**Written request**
Below are some records: retype them all exactly, but not the pictures.

(Excerpt from a dataset)
##########
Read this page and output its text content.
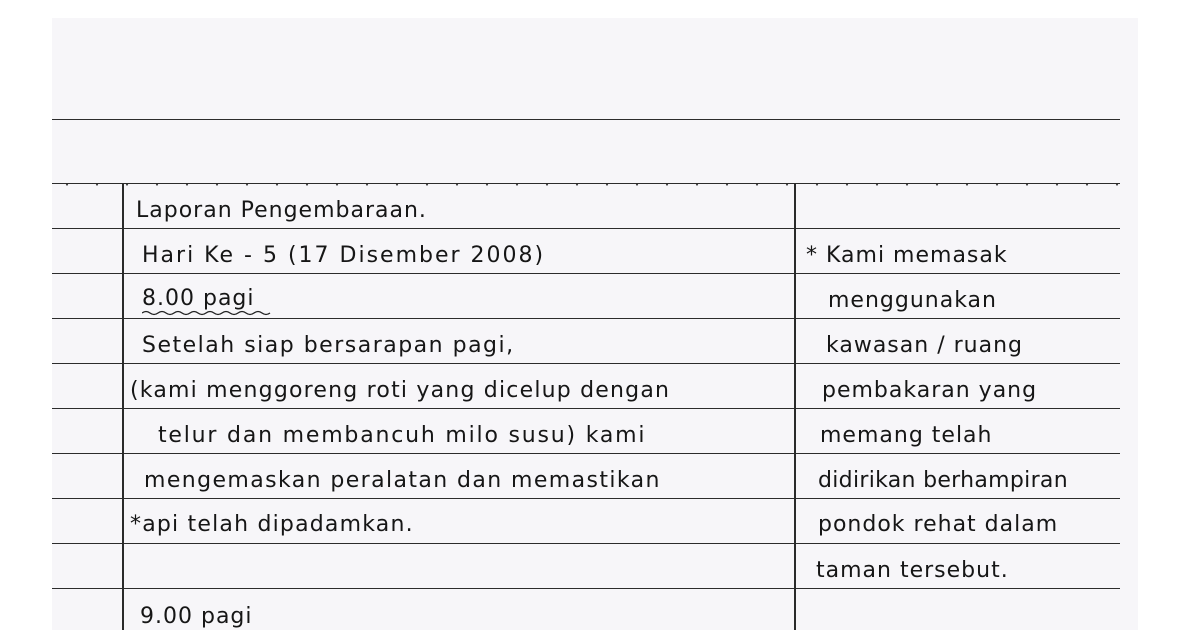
Laporan Pengembaraan.
Hari Ke - 5 (17 Disember 2008)
8.00 pagi
Setelah siap bersarapan pagi,
(kami menggoreng roti yang dicelup dengan
telur dan membancuh milo susu) kami
mengemaskan peralatan dan memastikan
*api telah dipadamkan.
9.00 pagi
* Kami memasak
menggunakan
kawasan / ruang
pembakaran yang
memang telah
didirikan berhampiran
pondok rehat dalam
taman tersebut.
##########
**Task output**
Read this page and output its text content.
Laporan Pengembaraan.
Hari Ke - 5 (17 Disember 2008)
8.00 pagi
Setelah siap bersarapan pagi,
(kami menggoreng roti yang dicelup dengan
telur dan membancuh milo susu) kami
mengemaskan peralatan dan memastikan
*api telah dipadamkan.
9.00 pagi
* Kami memasak
menggunakan
kawasan / ruang
pembakaran yang
memang telah
didirikan berhampiran
pondok rehat dalam
taman tersebut.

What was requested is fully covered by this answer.